### [Recorded information]

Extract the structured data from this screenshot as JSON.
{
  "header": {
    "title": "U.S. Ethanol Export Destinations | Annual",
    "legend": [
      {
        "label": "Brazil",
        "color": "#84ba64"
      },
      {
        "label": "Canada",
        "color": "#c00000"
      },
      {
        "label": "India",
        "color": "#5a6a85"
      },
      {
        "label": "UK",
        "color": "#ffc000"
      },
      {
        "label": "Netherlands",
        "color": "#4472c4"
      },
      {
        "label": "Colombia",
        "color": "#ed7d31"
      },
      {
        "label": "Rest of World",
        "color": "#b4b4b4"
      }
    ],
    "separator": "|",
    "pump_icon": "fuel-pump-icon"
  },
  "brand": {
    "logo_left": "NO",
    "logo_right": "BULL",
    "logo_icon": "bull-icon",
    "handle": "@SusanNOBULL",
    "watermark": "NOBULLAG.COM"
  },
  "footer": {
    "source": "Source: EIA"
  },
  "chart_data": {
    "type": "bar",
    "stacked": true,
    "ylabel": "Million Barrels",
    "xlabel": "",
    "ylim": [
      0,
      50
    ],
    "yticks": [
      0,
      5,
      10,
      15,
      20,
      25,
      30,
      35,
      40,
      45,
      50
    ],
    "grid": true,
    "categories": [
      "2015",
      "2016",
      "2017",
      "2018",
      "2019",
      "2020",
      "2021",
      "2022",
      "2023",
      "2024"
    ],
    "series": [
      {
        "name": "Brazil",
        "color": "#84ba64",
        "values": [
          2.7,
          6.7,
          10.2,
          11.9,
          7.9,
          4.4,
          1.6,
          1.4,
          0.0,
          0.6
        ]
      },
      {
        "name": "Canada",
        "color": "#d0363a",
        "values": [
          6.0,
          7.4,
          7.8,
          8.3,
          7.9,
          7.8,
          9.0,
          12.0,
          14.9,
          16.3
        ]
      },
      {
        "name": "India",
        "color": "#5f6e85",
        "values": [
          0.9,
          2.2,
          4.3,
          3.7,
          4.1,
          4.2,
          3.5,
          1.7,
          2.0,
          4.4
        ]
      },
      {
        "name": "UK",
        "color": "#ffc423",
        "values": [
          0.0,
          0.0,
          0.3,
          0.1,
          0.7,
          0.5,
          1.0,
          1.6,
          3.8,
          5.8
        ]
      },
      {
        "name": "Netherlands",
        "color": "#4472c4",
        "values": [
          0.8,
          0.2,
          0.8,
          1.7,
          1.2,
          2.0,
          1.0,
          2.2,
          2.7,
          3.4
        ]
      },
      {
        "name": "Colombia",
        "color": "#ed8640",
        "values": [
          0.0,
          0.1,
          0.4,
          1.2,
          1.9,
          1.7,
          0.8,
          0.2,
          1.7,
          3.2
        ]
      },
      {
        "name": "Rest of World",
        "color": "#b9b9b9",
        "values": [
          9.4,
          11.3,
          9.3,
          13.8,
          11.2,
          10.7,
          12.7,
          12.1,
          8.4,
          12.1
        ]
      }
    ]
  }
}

### [Task instructions]
From the listing above, collect every line that mentions the word "name".

### [Task output]
        "name": "Brazil",
        "name": "Canada",
        "name": "India",
        "name": "UK",
        "name": "Netherlands",
        "name": "Colombia",
        "name": "Rest of World",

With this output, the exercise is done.